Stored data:
┄┄┄┄┄┄┄┄┄┄┄┄┄┄┄┄┄┄┄┄
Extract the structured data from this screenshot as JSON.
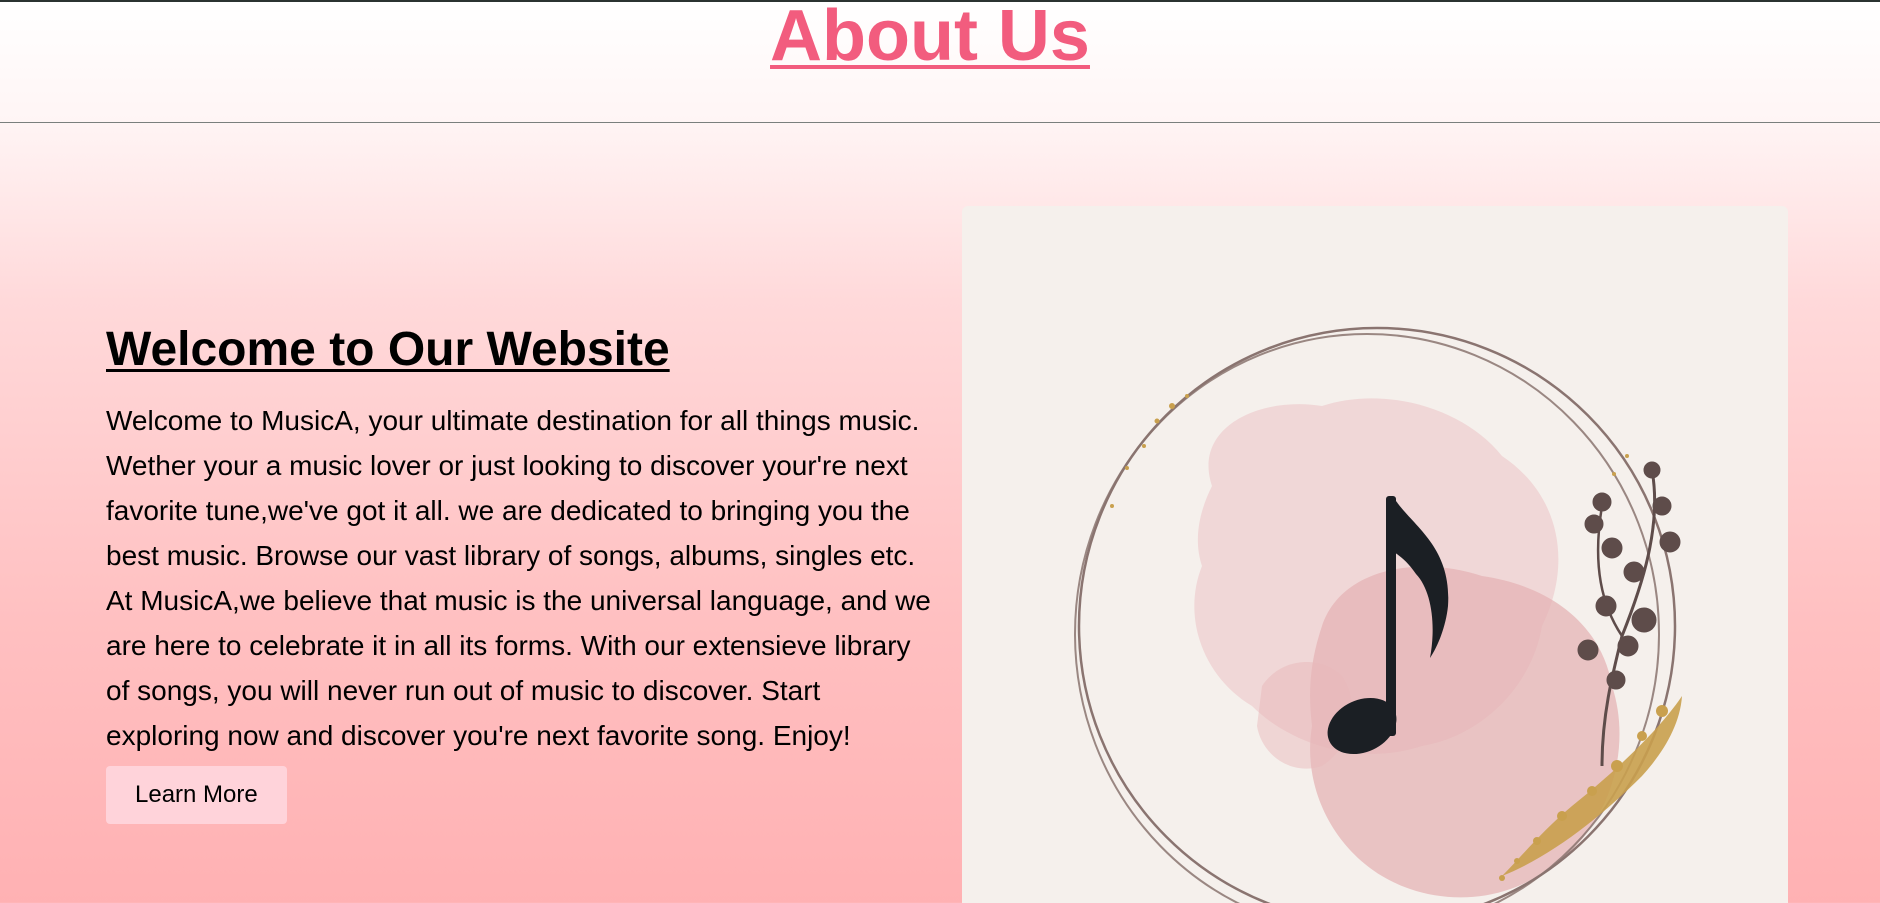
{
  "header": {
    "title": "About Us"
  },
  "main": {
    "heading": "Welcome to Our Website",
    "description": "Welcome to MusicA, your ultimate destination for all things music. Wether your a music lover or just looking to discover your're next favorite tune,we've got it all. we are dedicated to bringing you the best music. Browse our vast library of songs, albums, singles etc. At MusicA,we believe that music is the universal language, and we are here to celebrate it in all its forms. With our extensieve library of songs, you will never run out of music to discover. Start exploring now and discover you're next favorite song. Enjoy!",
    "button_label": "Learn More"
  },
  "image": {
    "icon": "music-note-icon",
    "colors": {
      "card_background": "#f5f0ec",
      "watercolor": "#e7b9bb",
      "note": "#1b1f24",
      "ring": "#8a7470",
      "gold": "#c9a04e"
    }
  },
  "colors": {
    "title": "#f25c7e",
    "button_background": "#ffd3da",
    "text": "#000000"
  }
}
┄┄┄┄┄┄┄┄┄┄┄┄┄┄┄┄┄┄┄┄
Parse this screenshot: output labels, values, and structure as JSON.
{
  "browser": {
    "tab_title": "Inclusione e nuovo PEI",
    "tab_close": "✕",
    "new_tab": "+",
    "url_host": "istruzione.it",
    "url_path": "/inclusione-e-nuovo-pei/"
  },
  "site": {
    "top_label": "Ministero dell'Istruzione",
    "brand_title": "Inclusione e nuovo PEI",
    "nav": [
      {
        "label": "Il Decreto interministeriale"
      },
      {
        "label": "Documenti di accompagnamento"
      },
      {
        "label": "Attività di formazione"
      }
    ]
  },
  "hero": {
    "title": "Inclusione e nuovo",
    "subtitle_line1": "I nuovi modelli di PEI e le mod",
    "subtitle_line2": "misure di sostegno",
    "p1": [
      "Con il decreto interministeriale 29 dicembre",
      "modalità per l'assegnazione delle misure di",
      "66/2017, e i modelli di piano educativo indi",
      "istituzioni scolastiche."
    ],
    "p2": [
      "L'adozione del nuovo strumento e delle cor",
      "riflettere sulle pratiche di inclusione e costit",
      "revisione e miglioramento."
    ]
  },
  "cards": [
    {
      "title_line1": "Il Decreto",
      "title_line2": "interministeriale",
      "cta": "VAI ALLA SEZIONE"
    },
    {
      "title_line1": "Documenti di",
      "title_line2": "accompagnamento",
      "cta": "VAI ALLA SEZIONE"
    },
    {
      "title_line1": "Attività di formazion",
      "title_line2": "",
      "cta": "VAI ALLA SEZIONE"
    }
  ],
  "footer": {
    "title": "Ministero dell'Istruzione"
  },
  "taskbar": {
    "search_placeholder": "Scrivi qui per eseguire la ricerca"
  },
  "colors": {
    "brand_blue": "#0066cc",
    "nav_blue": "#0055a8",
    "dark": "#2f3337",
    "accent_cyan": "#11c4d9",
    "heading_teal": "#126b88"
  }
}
┄┄┄┄┄┄┄┄┄┄┄┄┄┄┄┄┄┄┄┄
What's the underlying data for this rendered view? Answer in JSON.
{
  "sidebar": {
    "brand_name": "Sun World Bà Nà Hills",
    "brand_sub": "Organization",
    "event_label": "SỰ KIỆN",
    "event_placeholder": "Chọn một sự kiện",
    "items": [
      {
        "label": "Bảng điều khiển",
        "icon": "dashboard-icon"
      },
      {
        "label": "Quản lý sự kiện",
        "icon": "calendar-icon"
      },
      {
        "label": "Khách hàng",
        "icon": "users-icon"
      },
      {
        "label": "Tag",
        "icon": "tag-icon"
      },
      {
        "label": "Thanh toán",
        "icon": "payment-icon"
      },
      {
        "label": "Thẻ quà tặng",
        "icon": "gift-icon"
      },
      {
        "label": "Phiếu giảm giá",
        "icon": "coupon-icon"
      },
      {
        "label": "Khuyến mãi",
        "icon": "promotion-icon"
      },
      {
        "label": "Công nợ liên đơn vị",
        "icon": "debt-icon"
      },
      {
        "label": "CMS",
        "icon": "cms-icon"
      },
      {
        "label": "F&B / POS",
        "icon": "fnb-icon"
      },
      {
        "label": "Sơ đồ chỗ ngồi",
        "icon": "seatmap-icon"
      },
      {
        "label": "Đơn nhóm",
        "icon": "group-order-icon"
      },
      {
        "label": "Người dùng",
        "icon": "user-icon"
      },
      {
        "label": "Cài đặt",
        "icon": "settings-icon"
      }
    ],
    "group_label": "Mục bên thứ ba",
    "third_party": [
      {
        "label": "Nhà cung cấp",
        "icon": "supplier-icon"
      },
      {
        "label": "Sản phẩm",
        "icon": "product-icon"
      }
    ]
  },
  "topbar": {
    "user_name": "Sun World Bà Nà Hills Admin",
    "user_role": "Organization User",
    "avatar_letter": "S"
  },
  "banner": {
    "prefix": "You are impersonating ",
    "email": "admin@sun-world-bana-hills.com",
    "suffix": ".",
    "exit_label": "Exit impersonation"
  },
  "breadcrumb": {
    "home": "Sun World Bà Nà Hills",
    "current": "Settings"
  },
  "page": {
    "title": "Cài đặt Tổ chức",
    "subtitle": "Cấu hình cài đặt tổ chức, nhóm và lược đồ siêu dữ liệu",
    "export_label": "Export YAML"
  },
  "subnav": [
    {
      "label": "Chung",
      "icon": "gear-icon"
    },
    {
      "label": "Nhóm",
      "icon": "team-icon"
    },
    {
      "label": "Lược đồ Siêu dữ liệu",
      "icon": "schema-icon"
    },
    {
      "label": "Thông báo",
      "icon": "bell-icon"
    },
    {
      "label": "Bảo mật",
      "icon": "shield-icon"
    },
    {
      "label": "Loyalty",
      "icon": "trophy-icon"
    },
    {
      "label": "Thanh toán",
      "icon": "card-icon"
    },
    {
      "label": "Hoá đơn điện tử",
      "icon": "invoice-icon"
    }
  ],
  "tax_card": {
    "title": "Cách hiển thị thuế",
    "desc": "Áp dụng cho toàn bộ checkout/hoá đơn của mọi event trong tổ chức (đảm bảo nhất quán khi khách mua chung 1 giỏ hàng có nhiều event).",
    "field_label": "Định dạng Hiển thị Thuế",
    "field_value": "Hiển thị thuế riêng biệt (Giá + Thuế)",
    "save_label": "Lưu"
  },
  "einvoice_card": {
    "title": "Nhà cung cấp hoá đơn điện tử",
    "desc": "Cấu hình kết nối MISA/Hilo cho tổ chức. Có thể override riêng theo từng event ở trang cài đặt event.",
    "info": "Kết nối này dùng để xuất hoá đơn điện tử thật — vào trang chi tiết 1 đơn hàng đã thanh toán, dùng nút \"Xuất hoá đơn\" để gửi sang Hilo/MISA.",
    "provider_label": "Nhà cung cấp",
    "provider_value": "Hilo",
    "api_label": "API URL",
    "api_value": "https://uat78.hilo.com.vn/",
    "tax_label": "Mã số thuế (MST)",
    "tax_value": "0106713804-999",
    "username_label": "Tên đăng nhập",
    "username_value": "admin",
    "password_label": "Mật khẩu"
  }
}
┄┄┄┄┄┄┄┄┄┄┄┄┄┄┄┄┄┄┄┄
* _WORK TO DO_:
Gather up the lines that contain the word "toán".

* _THE ANSWER_:
        "label": "Thanh toán",
      "label": "Thanh toán",
    "info": "Kết nối này dùng để xuất hoá đơn điện tử thật — vào trang chi tiết 1 đơn hàng đã thanh toán, dùng nút \"Xuất hoá đơn\" để gửi sang Hilo/MISA.",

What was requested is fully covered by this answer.